* **ISTRUZIONI**
Restituisci le righe di tutte le voci qui sotto come lista JSON di stringhe, una stringa per ogni riga, omettendo le righe vuote.

* **DATI FORNITI**
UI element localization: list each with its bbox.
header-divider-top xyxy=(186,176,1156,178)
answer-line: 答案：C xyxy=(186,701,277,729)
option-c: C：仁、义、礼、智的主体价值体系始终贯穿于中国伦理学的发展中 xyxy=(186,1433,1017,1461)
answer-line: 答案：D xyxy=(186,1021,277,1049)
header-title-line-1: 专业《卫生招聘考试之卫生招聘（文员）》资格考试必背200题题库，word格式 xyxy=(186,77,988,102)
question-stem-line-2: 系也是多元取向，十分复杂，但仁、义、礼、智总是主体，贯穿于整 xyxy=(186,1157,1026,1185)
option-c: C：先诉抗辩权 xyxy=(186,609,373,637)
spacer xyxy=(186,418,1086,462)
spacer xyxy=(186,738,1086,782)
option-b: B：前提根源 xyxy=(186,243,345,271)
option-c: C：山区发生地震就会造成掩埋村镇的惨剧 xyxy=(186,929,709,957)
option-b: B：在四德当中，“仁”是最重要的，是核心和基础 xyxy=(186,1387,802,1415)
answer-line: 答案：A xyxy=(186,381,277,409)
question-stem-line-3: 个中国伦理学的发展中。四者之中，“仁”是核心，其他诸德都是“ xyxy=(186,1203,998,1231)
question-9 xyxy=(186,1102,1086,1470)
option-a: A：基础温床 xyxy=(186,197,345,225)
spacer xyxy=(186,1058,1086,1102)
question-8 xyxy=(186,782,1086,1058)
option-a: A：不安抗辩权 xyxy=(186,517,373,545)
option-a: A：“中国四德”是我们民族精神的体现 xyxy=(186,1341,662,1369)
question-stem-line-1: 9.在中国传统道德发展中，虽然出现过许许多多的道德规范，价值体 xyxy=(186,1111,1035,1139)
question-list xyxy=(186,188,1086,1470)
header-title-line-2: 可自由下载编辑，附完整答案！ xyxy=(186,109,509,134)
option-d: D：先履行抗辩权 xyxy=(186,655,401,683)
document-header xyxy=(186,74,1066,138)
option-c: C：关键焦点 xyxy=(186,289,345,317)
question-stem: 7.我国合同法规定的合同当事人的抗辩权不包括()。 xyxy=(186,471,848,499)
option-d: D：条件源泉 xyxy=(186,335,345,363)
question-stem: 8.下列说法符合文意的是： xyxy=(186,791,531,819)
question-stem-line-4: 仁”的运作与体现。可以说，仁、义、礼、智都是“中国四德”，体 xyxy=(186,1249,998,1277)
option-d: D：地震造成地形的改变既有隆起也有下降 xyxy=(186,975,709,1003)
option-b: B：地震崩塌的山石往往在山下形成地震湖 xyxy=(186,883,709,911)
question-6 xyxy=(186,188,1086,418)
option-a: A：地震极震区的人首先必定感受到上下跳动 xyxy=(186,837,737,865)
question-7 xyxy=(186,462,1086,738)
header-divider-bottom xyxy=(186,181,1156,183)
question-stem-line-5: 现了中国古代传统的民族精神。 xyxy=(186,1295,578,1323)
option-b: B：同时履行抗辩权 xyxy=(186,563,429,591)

* **RISULTATO FINALE**
[
  "UI element localization: list each with its bbox.",
  "header-divider-top xyxy=(186,176,1156,178)",
  "answer-line: 答案：C xyxy=(186,701,277,729)",
  "option-c: C：仁、义、礼、智的主体价值体系始终贯穿于中国伦理学的发展中 xyxy=(186,1433,1017,1461)",
  "answer-line: 答案：D xyxy=(186,1021,277,1049)",
  "header-title-line-1: 专业《卫生招聘考试之卫生招聘（文员）》资格考试必背200题题库，word格式 xyxy=(186,77,988,102)",
  "question-stem-line-2: 系也是多元取向，十分复杂，但仁、义、礼、智总是主体，贯穿于整 xyxy=(186,1157,1026,1185)",
  "option-c: C：先诉抗辩权 xyxy=(186,609,373,637)",
  "spacer xyxy=(186,418,1086,462)",
  "spacer xyxy=(186,738,1086,782)",
  "option-b: B：前提根源 xyxy=(186,243,345,271)",
  "option-c: C：山区发生地震就会造成掩埋村镇的惨剧 xyxy=(186,929,709,957)",
  "option-b: B：在四德当中，“仁”是最重要的，是核心和基础 xyxy=(186,1387,802,1415)",
  "answer-line: 答案：A xyxy=(186,381,277,409)",
  "question-stem-line-3: 个中国伦理学的发展中。四者之中，“仁”是核心，其他诸德都是“ xyxy=(186,1203,998,1231)",
  "question-9 xyxy=(186,1102,1086,1470)",
  "option-a: A：基础温床 xyxy=(186,197,345,225)",
  "spacer xyxy=(186,1058,1086,1102)",
  "question-8 xyxy=(186,782,1086,1058)",
  "option-a: A：不安抗辩权 xyxy=(186,517,373,545)",
  "option-a: A：“中国四德”是我们民族精神的体现 xyxy=(186,1341,662,1369)",
  "question-stem-line-1: 9.在中国传统道德发展中，虽然出现过许许多多的道德规范，价值体 xyxy=(186,1111,1035,1139)",
  "question-list xyxy=(186,188,1086,1470)",
  "header-title-line-2: 可自由下载编辑，附完整答案！ xyxy=(186,109,509,134)",
  "option-d: D：先履行抗辩权 xyxy=(186,655,401,683)",
  "document-header xyxy=(186,74,1066,138)",
  "option-c: C：关键焦点 xyxy=(186,289,345,317)",
  "question-stem: 7.我国合同法规定的合同当事人的抗辩权不包括()。 xyxy=(186,471,848,499)",
  "option-d: D：条件源泉 xyxy=(186,335,345,363)",
  "question-stem: 8.下列说法符合文意的是： xyxy=(186,791,531,819)",
  "question-stem-line-4: 仁”的运作与体现。可以说，仁、义、礼、智都是“中国四德”，体 xyxy=(186,1249,998,1277)",
  "option-d: D：地震造成地形的改变既有隆起也有下降 xyxy=(186,975,709,1003)",
  "option-b: B：地震崩塌的山石往往在山下形成地震湖 xyxy=(186,883,709,911)",
  "question-6 xyxy=(186,188,1086,418)",
  "option-a: A：地震极震区的人首先必定感受到上下跳动 xyxy=(186,837,737,865)",
  "question-7 xyxy=(186,462,1086,738)",
  "header-divider-bottom xyxy=(186,181,1156,183)",
  "question-stem-line-5: 现了中国古代传统的民族精神。 xyxy=(186,1295,578,1323)",
  "option-b: B：同时履行抗辩权 xyxy=(186,563,429,591)"
]